> **Raw data**
######
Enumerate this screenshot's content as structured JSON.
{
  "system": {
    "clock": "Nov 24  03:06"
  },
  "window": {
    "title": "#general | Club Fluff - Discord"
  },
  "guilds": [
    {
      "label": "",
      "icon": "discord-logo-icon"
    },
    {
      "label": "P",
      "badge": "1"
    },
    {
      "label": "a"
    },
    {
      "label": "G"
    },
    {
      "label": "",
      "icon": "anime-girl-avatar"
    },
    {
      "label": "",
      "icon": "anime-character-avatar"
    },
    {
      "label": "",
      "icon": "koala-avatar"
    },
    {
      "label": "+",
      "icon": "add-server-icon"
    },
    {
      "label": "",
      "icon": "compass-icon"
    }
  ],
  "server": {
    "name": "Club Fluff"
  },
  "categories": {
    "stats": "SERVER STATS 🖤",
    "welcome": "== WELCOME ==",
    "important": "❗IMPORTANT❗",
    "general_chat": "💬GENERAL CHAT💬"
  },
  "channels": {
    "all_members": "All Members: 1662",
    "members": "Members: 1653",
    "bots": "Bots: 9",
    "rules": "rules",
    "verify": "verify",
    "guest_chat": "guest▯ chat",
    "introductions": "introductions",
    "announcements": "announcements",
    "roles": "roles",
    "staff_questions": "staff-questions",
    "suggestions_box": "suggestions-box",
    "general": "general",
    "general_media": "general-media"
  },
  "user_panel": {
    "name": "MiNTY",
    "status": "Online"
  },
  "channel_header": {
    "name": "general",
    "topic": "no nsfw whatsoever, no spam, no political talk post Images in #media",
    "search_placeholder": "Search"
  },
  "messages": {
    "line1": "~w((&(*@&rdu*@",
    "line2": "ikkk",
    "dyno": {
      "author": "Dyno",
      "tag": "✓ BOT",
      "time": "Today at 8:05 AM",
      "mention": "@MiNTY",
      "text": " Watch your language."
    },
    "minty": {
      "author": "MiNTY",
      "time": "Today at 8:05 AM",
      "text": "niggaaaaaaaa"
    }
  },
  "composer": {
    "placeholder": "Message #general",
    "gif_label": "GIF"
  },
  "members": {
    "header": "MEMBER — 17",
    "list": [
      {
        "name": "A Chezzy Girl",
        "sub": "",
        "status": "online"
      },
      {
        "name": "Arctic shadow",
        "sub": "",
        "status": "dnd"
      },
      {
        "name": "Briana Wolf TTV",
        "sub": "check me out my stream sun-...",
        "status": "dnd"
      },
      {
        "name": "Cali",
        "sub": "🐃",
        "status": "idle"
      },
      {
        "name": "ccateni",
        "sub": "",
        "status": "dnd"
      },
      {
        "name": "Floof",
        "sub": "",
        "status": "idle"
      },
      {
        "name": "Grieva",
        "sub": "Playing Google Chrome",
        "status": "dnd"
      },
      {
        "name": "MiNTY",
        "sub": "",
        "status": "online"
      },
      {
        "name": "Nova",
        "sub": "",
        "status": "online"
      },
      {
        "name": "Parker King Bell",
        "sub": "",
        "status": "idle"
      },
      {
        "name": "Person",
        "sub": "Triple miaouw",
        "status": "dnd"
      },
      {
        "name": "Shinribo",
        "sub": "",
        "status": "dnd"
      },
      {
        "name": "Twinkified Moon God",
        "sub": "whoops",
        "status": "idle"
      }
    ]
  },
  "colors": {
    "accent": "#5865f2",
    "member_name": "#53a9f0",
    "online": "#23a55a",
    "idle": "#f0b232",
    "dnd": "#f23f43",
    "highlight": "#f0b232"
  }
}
######
> **Requirements**
Produce an exact copy of the whole listing.

> **Correct answer**
Enumerate this screenshot's content as structured JSON.
{
  "system": {
    "clock": "Nov 24  03:06"
  },
  "window": {
    "title": "#general | Club Fluff - Discord"
  },
  "guilds": [
    {
      "label": "",
      "icon": "discord-logo-icon"
    },
    {
      "label": "P",
      "badge": "1"
    },
    {
      "label": "a"
    },
    {
      "label": "G"
    },
    {
      "label": "",
      "icon": "anime-girl-avatar"
    },
    {
      "label": "",
      "icon": "anime-character-avatar"
    },
    {
      "label": "",
      "icon": "koala-avatar"
    },
    {
      "label": "+",
      "icon": "add-server-icon"
    },
    {
      "label": "",
      "icon": "compass-icon"
    }
  ],
  "server": {
    "name": "Club Fluff"
  },
  "categories": {
    "stats": "SERVER STATS 🖤",
    "welcome": "== WELCOME ==",
    "important": "❗IMPORTANT❗",
    "general_chat": "💬GENERAL CHAT💬"
  },
  "channels": {
    "all_members": "All Members: 1662",
    "members": "Members: 1653",
    "bots": "Bots: 9",
    "rules": "rules",
    "verify": "verify",
    "guest_chat": "guest▯ chat",
    "introductions": "introductions",
    "announcements": "announcements",
    "roles": "roles",
    "staff_questions": "staff-questions",
    "suggestions_box": "suggestions-box",
    "general": "general",
    "general_media": "general-media"
  },
  "user_panel": {
    "name": "MiNTY",
    "status": "Online"
  },
  "channel_header": {
    "name": "general",
    "topic": "no nsfw whatsoever, no spam, no political talk post Images in #media",
    "search_placeholder": "Search"
  },
  "messages": {
    "line1": "~w((&(*@&rdu*@",
    "line2": "ikkk",
    "dyno": {
      "author": "Dyno",
      "tag": "✓ BOT",
      "time": "Today at 8:05 AM",
      "mention": "@MiNTY",
      "text": " Watch your language."
    },
    "minty": {
      "author": "MiNTY",
      "time": "Today at 8:05 AM",
      "text": "niggaaaaaaaa"
    }
  },
  "composer": {
    "placeholder": "Message #general",
    "gif_label": "GIF"
  },
  "members": {
    "header": "MEMBER — 17",
    "list": [
      {
        "name": "A Chezzy Girl",
        "sub": "",
        "status": "online"
      },
      {
        "name": "Arctic shadow",
        "sub": "",
        "status": "dnd"
      },
      {
        "name": "Briana Wolf TTV",
        "sub": "check me out my stream sun-...",
        "status": "dnd"
      },
      {
        "name": "Cali",
        "sub": "🐃",
        "status": "idle"
      },
      {
        "name": "ccateni",
        "sub": "",
        "status": "dnd"
      },
      {
        "name": "Floof",
        "sub": "",
        "status": "idle"
      },
      {
        "name": "Grieva",
        "sub": "Playing Google Chrome",
        "status": "dnd"
      },
      {
        "name": "MiNTY",
        "sub": "",
        "status": "online"
      },
      {
        "name": "Nova",
        "sub": "",
        "status": "online"
      },
      {
        "name": "Parker King Bell",
        "sub": "",
        "status": "idle"
      },
      {
        "name": "Person",
        "sub": "Triple miaouw",
        "status": "dnd"
      },
      {
        "name": "Shinribo",
        "sub": "",
        "status": "dnd"
      },
      {
        "name": "Twinkified Moon God",
        "sub": "whoops",
        "status": "idle"
      }
    ]
  },
  "colors": {
    "accent": "#5865f2",
    "member_name": "#53a9f0",
    "online": "#23a55a",
    "idle": "#f0b232",
    "dnd": "#f23f43",
    "highlight": "#f0b232"
  }
}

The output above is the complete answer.